• [Recorded information]
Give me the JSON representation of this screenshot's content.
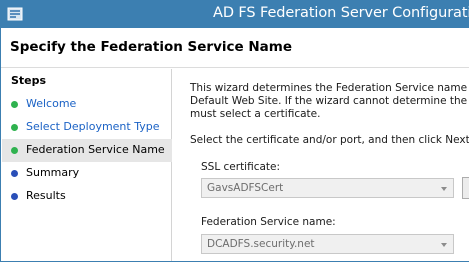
{
  "window": {
    "title": "AD FS Federation Server Configuration"
  },
  "header": {
    "title": "Specify the Federation Service Name"
  },
  "sidebar": {
    "heading": "Steps",
    "items": [
      {
        "label": "Welcome",
        "status": "completed",
        "dot_color": "#2fb24f"
      },
      {
        "label": "Select Deployment Type",
        "status": "completed",
        "dot_color": "#2fb24f"
      },
      {
        "label": "Federation Service Name",
        "status": "current",
        "dot_color": "#2fb24f"
      },
      {
        "label": "Summary",
        "status": "pending",
        "dot_color": "#2a4fb8"
      },
      {
        "label": "Results",
        "status": "pending",
        "dot_color": "#2a4fb8"
      }
    ]
  },
  "main": {
    "description_lines": [
      "This wizard determines the Federation Service name from th",
      "Default Web Site.  If the wizard cannot determine the Fede",
      "must select a certificate."
    ],
    "instruction": "Select the certificate and/or port, and then click Next.",
    "ssl_certificate": {
      "label": "SSL certificate:",
      "value": "GavsADFSCert"
    },
    "federation_service_name": {
      "label": "Federation Service name:",
      "value": "DCADFS.security.net"
    }
  },
  "colors": {
    "titlebar": "#3c7fb1",
    "link": "#1b62c5",
    "completed_dot": "#2fb24f",
    "pending_dot": "#2a4fb8",
    "selected_step_bg": "#e6e6e6"
  }
}
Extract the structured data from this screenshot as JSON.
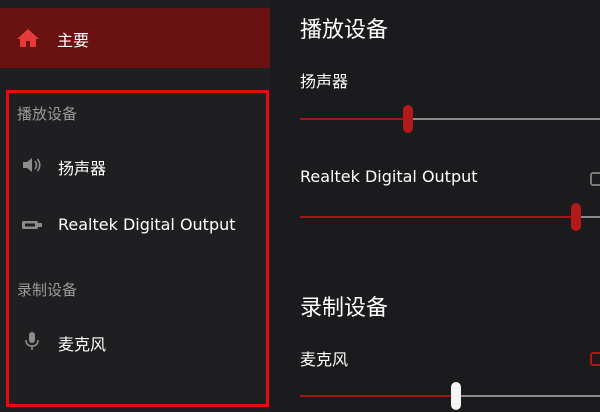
{
  "sidebar": {
    "main_label": "主要",
    "playback_section": "播放设备",
    "playback_items": [
      {
        "label": "扬声器",
        "icon": "speaker-icon"
      },
      {
        "label": "Realtek Digital Output",
        "icon": "digital-output-icon"
      }
    ],
    "recording_section": "录制设备",
    "recording_items": [
      {
        "label": "麦克风",
        "icon": "microphone-icon"
      }
    ]
  },
  "content": {
    "playback_heading": "播放设备",
    "recording_heading": "录制设备",
    "devices": [
      {
        "label": "扬声器",
        "level": 0.36,
        "checked": false
      },
      {
        "label": "Realtek Digital Output",
        "level": 0.92,
        "checked": false
      },
      {
        "label": "麦克风",
        "level": 0.52,
        "checked": false
      }
    ]
  },
  "colors": {
    "accent": "#a11616",
    "main_nav_bg": "#6a1112",
    "highlight_border": "#e50c0c",
    "background": "#1b1a1c"
  }
}
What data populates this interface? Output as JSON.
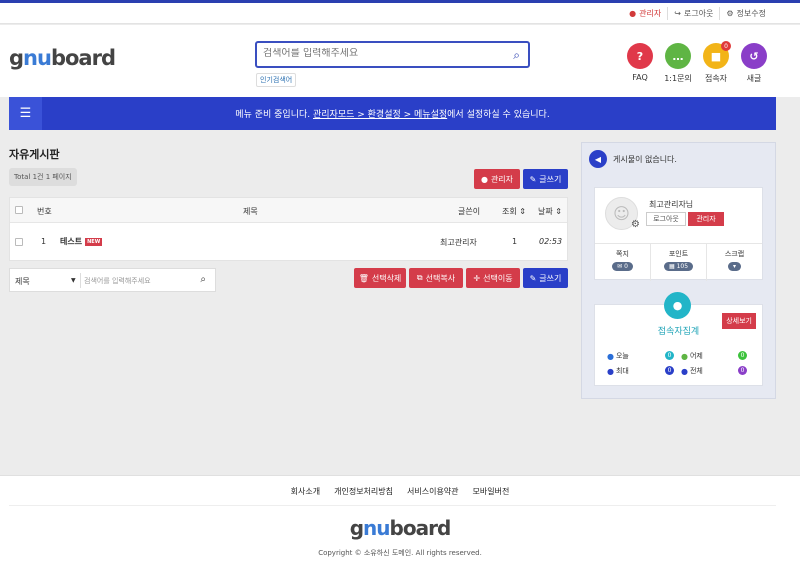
{
  "topbar": {
    "admin": "관리자",
    "logout": "로그아웃",
    "edit_info": "정보수정"
  },
  "header": {
    "logo_gnu_g": "g",
    "logo_nu": "nu",
    "logo_board": "board",
    "search_placeholder": "검색어를 입력해주세요",
    "popular": "인기검색어",
    "icons": [
      {
        "label": "FAQ",
        "glyph": "?",
        "color": "#e0384a"
      },
      {
        "label": "1:1문의",
        "glyph": "…",
        "color": "#5fb544"
      },
      {
        "label": "접속자",
        "glyph": "■",
        "color": "#f2b418",
        "badge": "0"
      },
      {
        "label": "새글",
        "glyph": "↺",
        "color": "#8a3ec8"
      }
    ]
  },
  "nav": {
    "msg_before": "메뉴 준비 중입니다. ",
    "msg_link": "관리자모드 > 환경설정 > 메뉴설정",
    "msg_after": "에서 설정하실 수 있습니다."
  },
  "board": {
    "title": "자유게시판",
    "total": "Total 1건 1 페이지",
    "admin_btn": "관리자",
    "write_btn": "글쓰기",
    "columns": {
      "num": "번호",
      "subject": "제목",
      "author": "글쓴이",
      "views": "조회",
      "date": "날짜"
    },
    "rows": [
      {
        "num": "1",
        "subject": "테스트",
        "new": "NEW",
        "author": "최고관리자",
        "views": "1",
        "date": "02:53"
      }
    ],
    "search_select": "제목",
    "search_placeholder": "검색어를 입력해주세요",
    "btn_delete": "선택삭제",
    "btn_copy": "선택복사",
    "btn_move": "선택이동",
    "btn_write2": "글쓰기"
  },
  "sidebar": {
    "notice": "게시물이 없습니다.",
    "profile_name": "최고관리자님",
    "logout": "로그아웃",
    "admin": "관리자",
    "stats": [
      {
        "label": "쪽지",
        "value": "0",
        "icon": "✉"
      },
      {
        "label": "포인트",
        "value": "105",
        "icon": "▦"
      },
      {
        "label": "스크랩",
        "value": "",
        "icon": "▾"
      }
    ],
    "visit_title": "접속자집계",
    "visit_detail": "상세보기",
    "visit_today": "오늘",
    "visit_today_v": "0",
    "visit_yesterday": "어제",
    "visit_yesterday_v": "0",
    "visit_max": "최대",
    "visit_max_v": "0",
    "visit_total": "전체",
    "visit_total_v": "0"
  },
  "footer": {
    "links": [
      "회사소개",
      "개인정보처리방침",
      "서비스이용약관",
      "모바일버전"
    ],
    "copyright": "Copyright © 소유하신 도메인. All rights reserved."
  }
}
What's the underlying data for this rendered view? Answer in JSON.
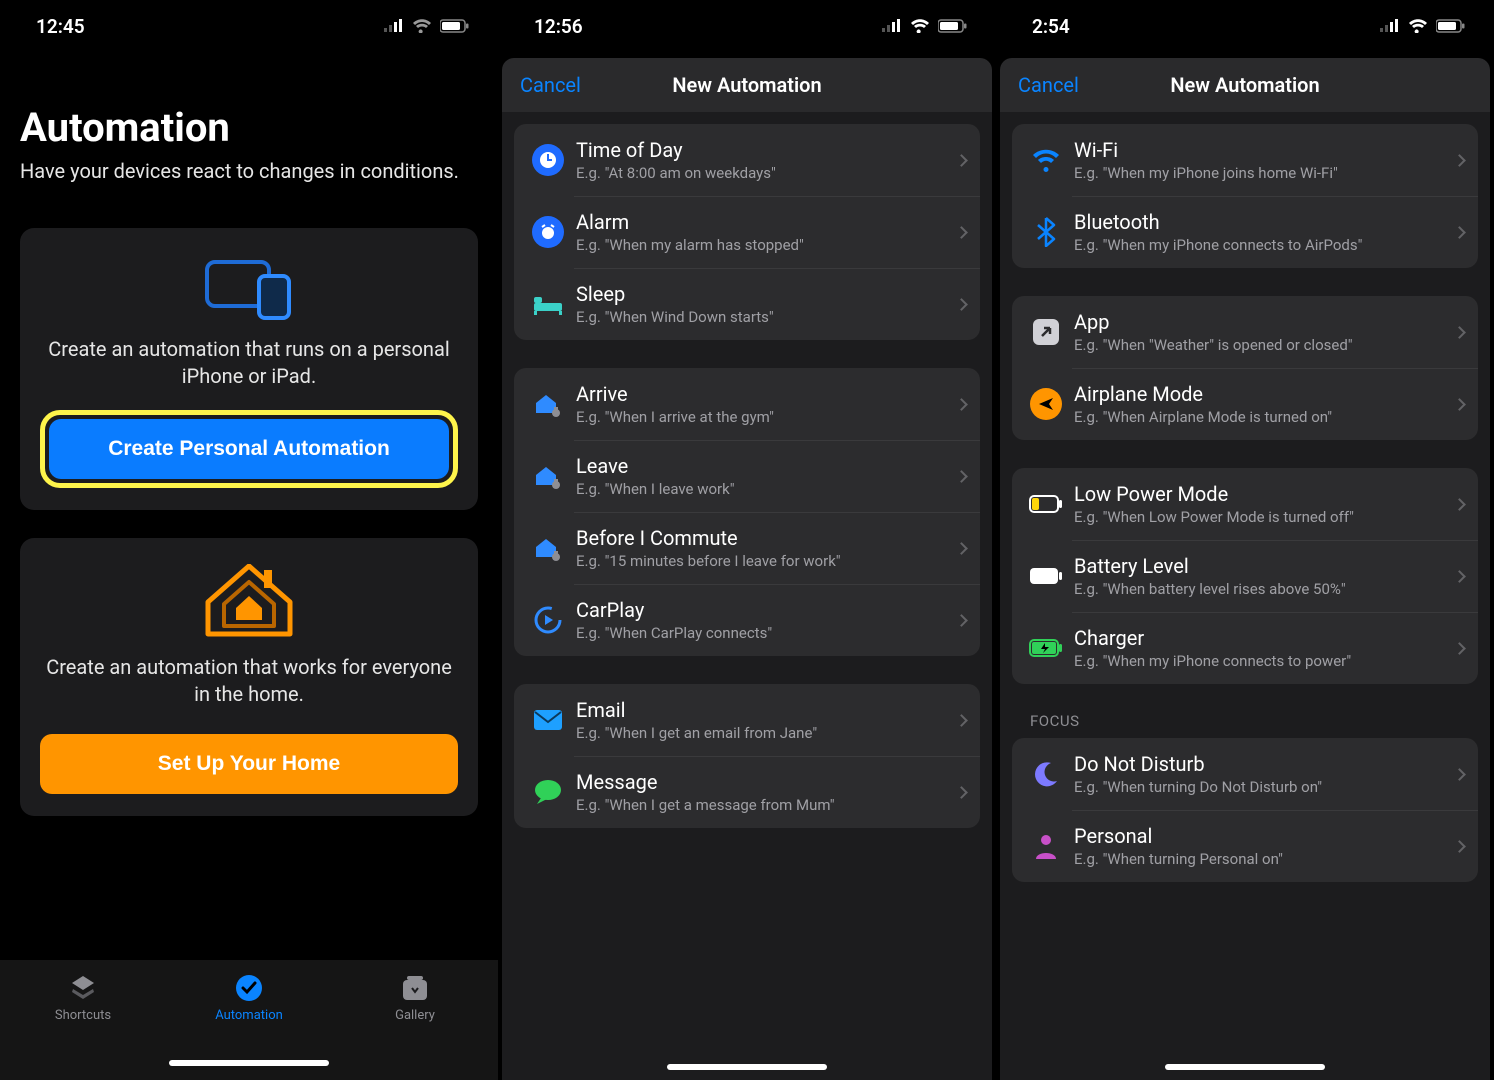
{
  "s1": {
    "time": "12:45",
    "title": "Automation",
    "subtitle": "Have your devices react to changes in conditions.",
    "personal_desc": "Create an automation that runs on a personal iPhone or iPad.",
    "personal_btn": "Create Personal Automation",
    "home_desc": "Create an automation that works for everyone in the home.",
    "home_btn": "Set Up Your Home",
    "tabs": {
      "shortcuts": "Shortcuts",
      "automation": "Automation",
      "gallery": "Gallery"
    }
  },
  "s2": {
    "time": "12:56",
    "cancel": "Cancel",
    "title": "New Automation",
    "g1": [
      {
        "title": "Time of Day",
        "sub": "E.g. \"At 8:00 am on weekdays\""
      },
      {
        "title": "Alarm",
        "sub": "E.g. \"When my alarm has stopped\""
      },
      {
        "title": "Sleep",
        "sub": "E.g. \"When Wind Down starts\""
      }
    ],
    "g2": [
      {
        "title": "Arrive",
        "sub": "E.g. \"When I arrive at the gym\""
      },
      {
        "title": "Leave",
        "sub": "E.g. \"When I leave work\""
      },
      {
        "title": "Before I Commute",
        "sub": "E.g. \"15 minutes before I leave for work\""
      },
      {
        "title": "CarPlay",
        "sub": "E.g. \"When CarPlay connects\""
      }
    ],
    "g3": [
      {
        "title": "Email",
        "sub": "E.g. \"When I get an email from Jane\""
      },
      {
        "title": "Message",
        "sub": "E.g. \"When I get a message from Mum\""
      }
    ]
  },
  "s3": {
    "time": "2:54",
    "cancel": "Cancel",
    "title": "New Automation",
    "g1": [
      {
        "title": "Wi-Fi",
        "sub": "E.g. \"When my iPhone joins home Wi-Fi\""
      },
      {
        "title": "Bluetooth",
        "sub": "E.g. \"When my iPhone connects to AirPods\""
      }
    ],
    "g2": [
      {
        "title": "App",
        "sub": "E.g. \"When \"Weather\" is opened or closed\""
      },
      {
        "title": "Airplane Mode",
        "sub": "E.g. \"When Airplane Mode is turned on\""
      }
    ],
    "g3": [
      {
        "title": "Low Power Mode",
        "sub": "E.g. \"When Low Power Mode is turned off\""
      },
      {
        "title": "Battery Level",
        "sub": "E.g. \"When battery level rises above 50%\""
      },
      {
        "title": "Charger",
        "sub": "E.g. \"When my iPhone connects to power\""
      }
    ],
    "focus_header": "Focus",
    "g4": [
      {
        "title": "Do Not Disturb",
        "sub": "E.g. \"When turning Do Not Disturb on\""
      },
      {
        "title": "Personal",
        "sub": "E.g. \"When turning Personal on\""
      }
    ]
  }
}
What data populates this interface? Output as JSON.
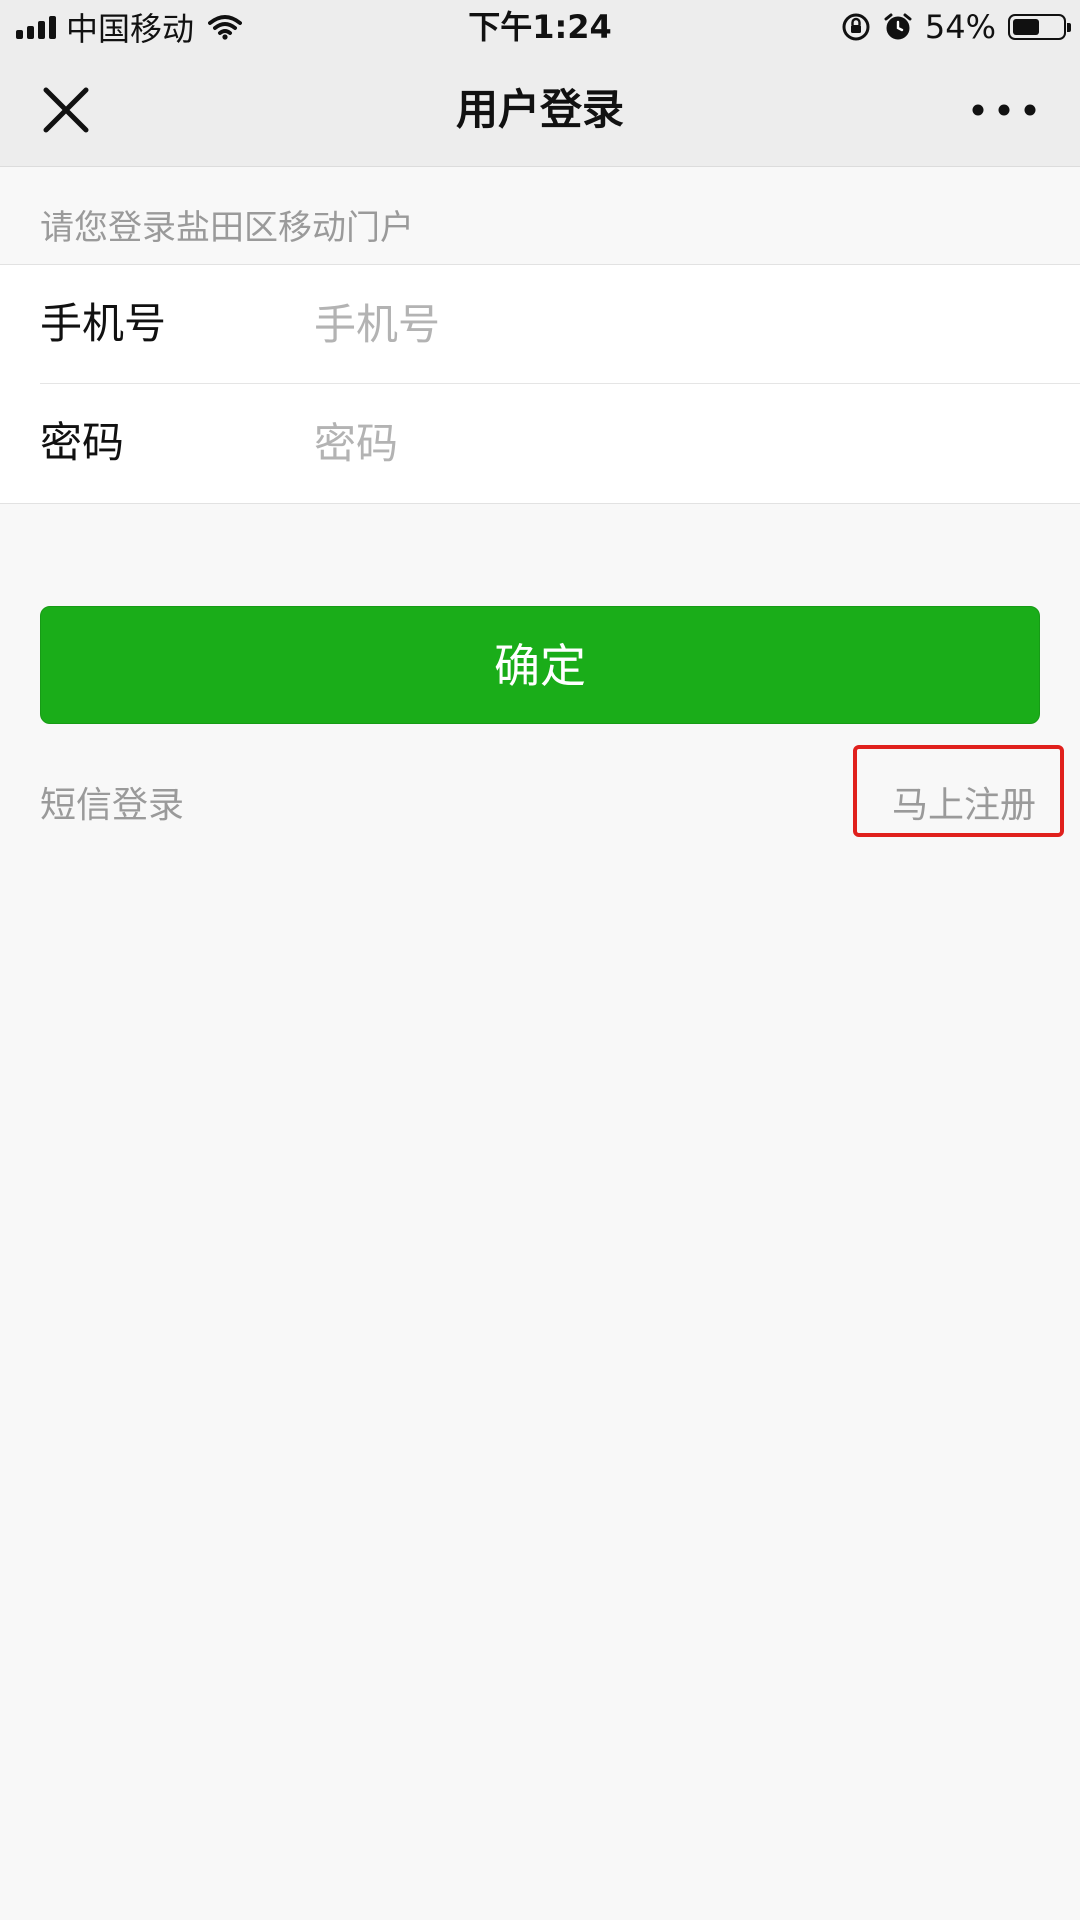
{
  "status_bar": {
    "carrier": "中国移动",
    "time": "下午1:24",
    "battery_percent": "54%",
    "battery_level": 0.54,
    "icons": [
      "signal-icon",
      "wifi-icon",
      "rotation-lock-icon",
      "alarm-icon",
      "battery-icon"
    ]
  },
  "nav": {
    "title": "用户登录",
    "close_icon": "close-icon",
    "more_icon": "more-icon"
  },
  "hint": "请您登录盐田区移动门户",
  "form": {
    "phone_label": "手机号",
    "phone_placeholder": "手机号",
    "phone_value": "",
    "password_label": "密码",
    "password_placeholder": "密码",
    "password_value": ""
  },
  "actions": {
    "confirm_label": "确定",
    "sms_login_label": "短信登录",
    "register_label": "马上注册"
  },
  "colors": {
    "accent_green": "#1aad19",
    "highlight_red": "#e0201d"
  }
}
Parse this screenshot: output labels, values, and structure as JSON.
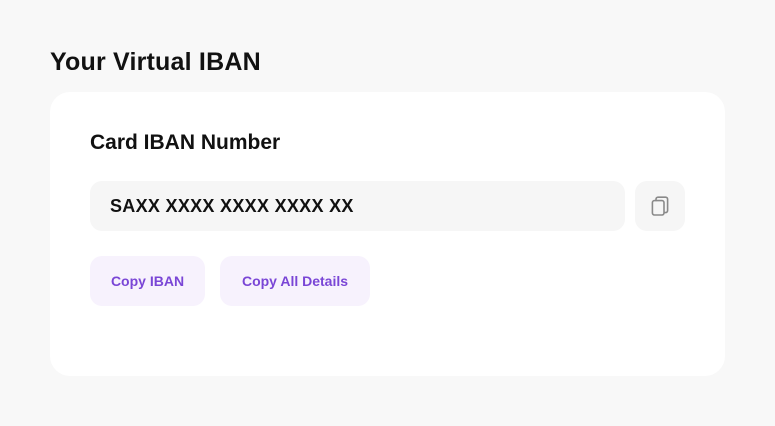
{
  "page": {
    "title": "Your Virtual IBAN"
  },
  "card": {
    "title": "Card IBAN Number",
    "iban_value": "SAXX XXXX XXXX XXXX XX",
    "copy_icon": "copy-icon",
    "buttons": {
      "copy_iban_label": "Copy IBAN",
      "copy_all_label": "Copy All Details"
    }
  },
  "colors": {
    "page_background": "#f8f8f8",
    "card_background": "#ffffff",
    "field_background": "#f6f6f6",
    "button_background": "#f7f2fd",
    "accent": "#7a46d6",
    "text_primary": "#111111"
  }
}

• [Exercise aim] From the line containing "Parse this screenshot: output" through the last line of the records, both included, output those lines exactly and nothing else; skip the pictures.

• [Response to this task]
Parse this screenshot: output labels, values, and structure as JSON.
{
  "page": {
    "title": "Your Virtual IBAN"
  },
  "card": {
    "title": "Card IBAN Number",
    "iban_value": "SAXX XXXX XXXX XXXX XX",
    "copy_icon": "copy-icon",
    "buttons": {
      "copy_iban_label": "Copy IBAN",
      "copy_all_label": "Copy All Details"
    }
  },
  "colors": {
    "page_background": "#f8f8f8",
    "card_background": "#ffffff",
    "field_background": "#f6f6f6",
    "button_background": "#f7f2fd",
    "accent": "#7a46d6",
    "text_primary": "#111111"
  }
}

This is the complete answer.